*TASK STATEMENT*.
Work out how many lines of the records contain "icon". Answer with the number and nothing else.

◆ ◆ ◆ ◆ ◆ ◆ ◆

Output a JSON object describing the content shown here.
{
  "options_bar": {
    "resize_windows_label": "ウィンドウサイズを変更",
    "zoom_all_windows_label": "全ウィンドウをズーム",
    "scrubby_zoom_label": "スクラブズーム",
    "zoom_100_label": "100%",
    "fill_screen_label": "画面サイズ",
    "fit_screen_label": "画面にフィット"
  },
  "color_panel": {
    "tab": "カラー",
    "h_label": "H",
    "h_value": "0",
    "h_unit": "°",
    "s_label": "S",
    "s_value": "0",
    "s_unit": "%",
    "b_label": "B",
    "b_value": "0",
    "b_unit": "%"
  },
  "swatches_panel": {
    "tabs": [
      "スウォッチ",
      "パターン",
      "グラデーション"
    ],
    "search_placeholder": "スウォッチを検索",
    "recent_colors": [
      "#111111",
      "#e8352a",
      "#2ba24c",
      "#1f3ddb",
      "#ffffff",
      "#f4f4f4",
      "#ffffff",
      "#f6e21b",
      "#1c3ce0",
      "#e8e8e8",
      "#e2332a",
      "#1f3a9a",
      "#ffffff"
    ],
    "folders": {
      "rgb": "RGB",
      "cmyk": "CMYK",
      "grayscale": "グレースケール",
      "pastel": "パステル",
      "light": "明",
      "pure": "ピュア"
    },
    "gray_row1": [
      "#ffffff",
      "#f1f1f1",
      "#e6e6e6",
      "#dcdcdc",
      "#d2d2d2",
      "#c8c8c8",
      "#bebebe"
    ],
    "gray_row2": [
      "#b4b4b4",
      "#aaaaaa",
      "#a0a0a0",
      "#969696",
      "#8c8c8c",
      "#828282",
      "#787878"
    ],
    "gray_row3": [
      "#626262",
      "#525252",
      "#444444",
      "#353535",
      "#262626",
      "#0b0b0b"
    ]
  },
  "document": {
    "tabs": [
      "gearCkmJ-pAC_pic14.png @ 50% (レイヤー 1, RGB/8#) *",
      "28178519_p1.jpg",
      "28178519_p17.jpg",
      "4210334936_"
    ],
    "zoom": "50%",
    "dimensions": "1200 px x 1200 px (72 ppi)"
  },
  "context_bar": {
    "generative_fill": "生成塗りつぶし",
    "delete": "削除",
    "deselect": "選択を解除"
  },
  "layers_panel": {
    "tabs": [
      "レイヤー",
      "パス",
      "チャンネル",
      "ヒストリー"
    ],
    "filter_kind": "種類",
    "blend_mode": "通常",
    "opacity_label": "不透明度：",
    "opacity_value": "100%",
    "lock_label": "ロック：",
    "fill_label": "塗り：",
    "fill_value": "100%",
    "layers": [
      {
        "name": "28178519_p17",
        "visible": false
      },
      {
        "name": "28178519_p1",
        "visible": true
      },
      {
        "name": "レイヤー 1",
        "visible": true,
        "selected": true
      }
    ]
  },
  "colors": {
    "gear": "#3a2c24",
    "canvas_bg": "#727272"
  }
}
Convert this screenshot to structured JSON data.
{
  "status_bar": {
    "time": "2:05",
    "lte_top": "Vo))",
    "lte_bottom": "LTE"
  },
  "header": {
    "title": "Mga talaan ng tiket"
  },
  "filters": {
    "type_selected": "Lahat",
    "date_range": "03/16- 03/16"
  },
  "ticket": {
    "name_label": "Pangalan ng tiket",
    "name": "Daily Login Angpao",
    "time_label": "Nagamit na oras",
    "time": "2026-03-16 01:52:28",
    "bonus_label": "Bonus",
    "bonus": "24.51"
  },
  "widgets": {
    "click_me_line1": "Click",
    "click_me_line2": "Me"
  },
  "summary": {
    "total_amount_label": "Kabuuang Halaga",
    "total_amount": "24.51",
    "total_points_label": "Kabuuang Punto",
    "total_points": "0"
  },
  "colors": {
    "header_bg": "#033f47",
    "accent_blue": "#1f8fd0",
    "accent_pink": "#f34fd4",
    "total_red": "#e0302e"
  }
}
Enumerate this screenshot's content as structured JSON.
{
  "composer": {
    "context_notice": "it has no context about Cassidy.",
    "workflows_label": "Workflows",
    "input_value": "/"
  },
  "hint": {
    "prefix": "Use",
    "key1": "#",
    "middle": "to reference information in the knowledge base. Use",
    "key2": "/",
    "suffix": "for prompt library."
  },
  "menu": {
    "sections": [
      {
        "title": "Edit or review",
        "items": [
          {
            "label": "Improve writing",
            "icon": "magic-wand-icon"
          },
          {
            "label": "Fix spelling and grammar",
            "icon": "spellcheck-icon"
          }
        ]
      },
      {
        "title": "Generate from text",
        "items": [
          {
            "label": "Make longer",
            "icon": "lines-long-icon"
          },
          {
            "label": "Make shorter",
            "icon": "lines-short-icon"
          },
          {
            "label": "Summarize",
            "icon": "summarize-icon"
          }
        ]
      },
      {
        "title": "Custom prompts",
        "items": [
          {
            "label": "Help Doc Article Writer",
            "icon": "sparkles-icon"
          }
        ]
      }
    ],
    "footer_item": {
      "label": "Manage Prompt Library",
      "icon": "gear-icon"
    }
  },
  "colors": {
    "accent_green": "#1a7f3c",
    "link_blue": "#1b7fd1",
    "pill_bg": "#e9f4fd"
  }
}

◆ ◆ ◆ ◆ ◆ ◆ ◆

*ANSWER FOR THE TASK*.
7